Goal: Read the records and write them out again exactly.

Record set:
────────────────────────────────────────
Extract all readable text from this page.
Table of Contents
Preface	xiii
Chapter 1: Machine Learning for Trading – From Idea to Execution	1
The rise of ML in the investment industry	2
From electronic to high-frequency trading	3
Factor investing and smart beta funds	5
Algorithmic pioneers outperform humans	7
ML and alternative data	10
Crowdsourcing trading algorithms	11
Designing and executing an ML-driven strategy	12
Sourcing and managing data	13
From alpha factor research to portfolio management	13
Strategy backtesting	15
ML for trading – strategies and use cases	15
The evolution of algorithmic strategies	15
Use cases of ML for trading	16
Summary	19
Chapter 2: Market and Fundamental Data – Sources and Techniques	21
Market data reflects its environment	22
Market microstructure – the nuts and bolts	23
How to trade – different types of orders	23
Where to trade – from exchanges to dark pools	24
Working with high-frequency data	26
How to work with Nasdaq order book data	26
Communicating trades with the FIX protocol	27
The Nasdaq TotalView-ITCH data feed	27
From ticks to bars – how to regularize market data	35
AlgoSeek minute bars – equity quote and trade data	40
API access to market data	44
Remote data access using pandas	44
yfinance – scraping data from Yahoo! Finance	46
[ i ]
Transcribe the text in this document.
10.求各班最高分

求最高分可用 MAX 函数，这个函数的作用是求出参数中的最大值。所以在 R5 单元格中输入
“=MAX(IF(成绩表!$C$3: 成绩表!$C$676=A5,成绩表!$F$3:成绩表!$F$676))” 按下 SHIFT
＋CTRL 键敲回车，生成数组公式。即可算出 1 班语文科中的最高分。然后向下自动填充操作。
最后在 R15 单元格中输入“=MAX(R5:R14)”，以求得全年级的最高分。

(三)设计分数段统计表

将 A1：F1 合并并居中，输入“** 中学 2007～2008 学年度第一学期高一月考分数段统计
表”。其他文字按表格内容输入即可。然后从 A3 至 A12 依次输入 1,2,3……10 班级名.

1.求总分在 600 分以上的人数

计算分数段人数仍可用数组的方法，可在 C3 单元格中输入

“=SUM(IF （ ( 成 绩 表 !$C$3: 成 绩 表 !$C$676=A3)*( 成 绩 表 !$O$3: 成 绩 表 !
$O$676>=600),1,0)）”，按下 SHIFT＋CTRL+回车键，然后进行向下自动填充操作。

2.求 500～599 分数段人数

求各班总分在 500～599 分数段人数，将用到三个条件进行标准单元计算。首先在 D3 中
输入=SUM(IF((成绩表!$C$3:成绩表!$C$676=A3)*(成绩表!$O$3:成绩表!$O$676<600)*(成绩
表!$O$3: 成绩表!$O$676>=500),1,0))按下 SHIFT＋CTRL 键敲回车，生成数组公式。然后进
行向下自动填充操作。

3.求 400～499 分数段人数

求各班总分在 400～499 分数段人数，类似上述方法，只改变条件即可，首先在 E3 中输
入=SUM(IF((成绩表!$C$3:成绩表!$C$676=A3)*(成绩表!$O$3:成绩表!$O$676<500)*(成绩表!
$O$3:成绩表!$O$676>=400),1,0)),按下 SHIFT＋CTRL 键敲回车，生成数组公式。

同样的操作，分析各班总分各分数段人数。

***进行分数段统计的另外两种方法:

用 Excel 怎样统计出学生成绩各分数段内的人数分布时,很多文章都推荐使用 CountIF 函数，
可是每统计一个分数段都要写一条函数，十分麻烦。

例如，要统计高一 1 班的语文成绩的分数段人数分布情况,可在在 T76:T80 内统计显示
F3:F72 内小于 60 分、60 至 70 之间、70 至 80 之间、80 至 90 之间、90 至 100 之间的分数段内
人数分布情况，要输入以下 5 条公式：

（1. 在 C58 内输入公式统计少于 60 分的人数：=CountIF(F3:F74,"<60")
────────────────────────────────────────
The output:
Extract all readable text from this page.
Table of Contents
Preface	xiii
Chapter 1: Machine Learning for Trading – From Idea to Execution	1
The rise of ML in the investment industry	2
From electronic to high-frequency trading	3
Factor investing and smart beta funds	5
Algorithmic pioneers outperform humans	7
ML and alternative data	10
Crowdsourcing trading algorithms	11
Designing and executing an ML-driven strategy	12
Sourcing and managing data	13
From alpha factor research to portfolio management	13
Strategy backtesting	15
ML for trading – strategies and use cases	15
The evolution of algorithmic strategies	15
Use cases of ML for trading	16
Summary	19
Chapter 2: Market and Fundamental Data – Sources and Techniques	21
Market data reflects its environment	22
Market microstructure – the nuts and bolts	23
How to trade – different types of orders	23
Where to trade – from exchanges to dark pools	24
Working with high-frequency data	26
How to work with Nasdaq order book data	26
Communicating trades with the FIX protocol	27
The Nasdaq TotalView-ITCH data feed	27
From ticks to bars – how to regularize market data	35
AlgoSeek minute bars – equity quote and trade data	40
API access to market data	44
Remote data access using pandas	44
yfinance – scraping data from Yahoo! Finance	46
[ i ]
Transcribe the text in this document.
10.求各班最高分

求最高分可用 MAX 函数，这个函数的作用是求出参数中的最大值。所以在 R5 单元格中输入
“=MAX(IF(成绩表!$C$3: 成绩表!$C$676=A5,成绩表!$F$3:成绩表!$F$676))” 按下 SHIFT
＋CTRL 键敲回车，生成数组公式。即可算出 1 班语文科中的最高分。然后向下自动填充操作。
最后在 R15 单元格中输入“=MAX(R5:R14)”，以求得全年级的最高分。

(三)设计分数段统计表

将 A1：F1 合并并居中，输入“** 中学 2007～2008 学年度第一学期高一月考分数段统计
表”。其他文字按表格内容输入即可。然后从 A3 至 A12 依次输入 1,2,3……10 班级名.

1.求总分在 600 分以上的人数

计算分数段人数仍可用数组的方法，可在 C3 单元格中输入

“=SUM(IF （ ( 成 绩 表 !$C$3: 成 绩 表 !$C$676=A3)*( 成 绩 表 !$O$3: 成 绩 表 !
$O$676>=600),1,0)）”，按下 SHIFT＋CTRL+回车键，然后进行向下自动填充操作。

2.求 500～599 分数段人数

求各班总分在 500～599 分数段人数，将用到三个条件进行标准单元计算。首先在 D3 中
输入=SUM(IF((成绩表!$C$3:成绩表!$C$676=A3)*(成绩表!$O$3:成绩表!$O$676<600)*(成绩
表!$O$3: 成绩表!$O$676>=500),1,0))按下 SHIFT＋CTRL 键敲回车，生成数组公式。然后进
行向下自动填充操作。

3.求 400～499 分数段人数

求各班总分在 400～499 分数段人数，类似上述方法，只改变条件即可，首先在 E3 中输
入=SUM(IF((成绩表!$C$3:成绩表!$C$676=A3)*(成绩表!$O$3:成绩表!$O$676<500)*(成绩表!
$O$3:成绩表!$O$676>=400),1,0)),按下 SHIFT＋CTRL 键敲回车，生成数组公式。

同样的操作，分析各班总分各分数段人数。

***进行分数段统计的另外两种方法:

用 Excel 怎样统计出学生成绩各分数段内的人数分布时,很多文章都推荐使用 CountIF 函数，
可是每统计一个分数段都要写一条函数，十分麻烦。

例如，要统计高一 1 班的语文成绩的分数段人数分布情况,可在在 T76:T80 内统计显示
F3:F72 内小于 60 分、60 至 70 之间、70 至 80 之间、80 至 90 之间、90 至 100 之间的分数段内
人数分布情况，要输入以下 5 条公式：

（1. 在 C58 内输入公式统计少于 60 分的人数：=CountIF(F3:F74,"<60")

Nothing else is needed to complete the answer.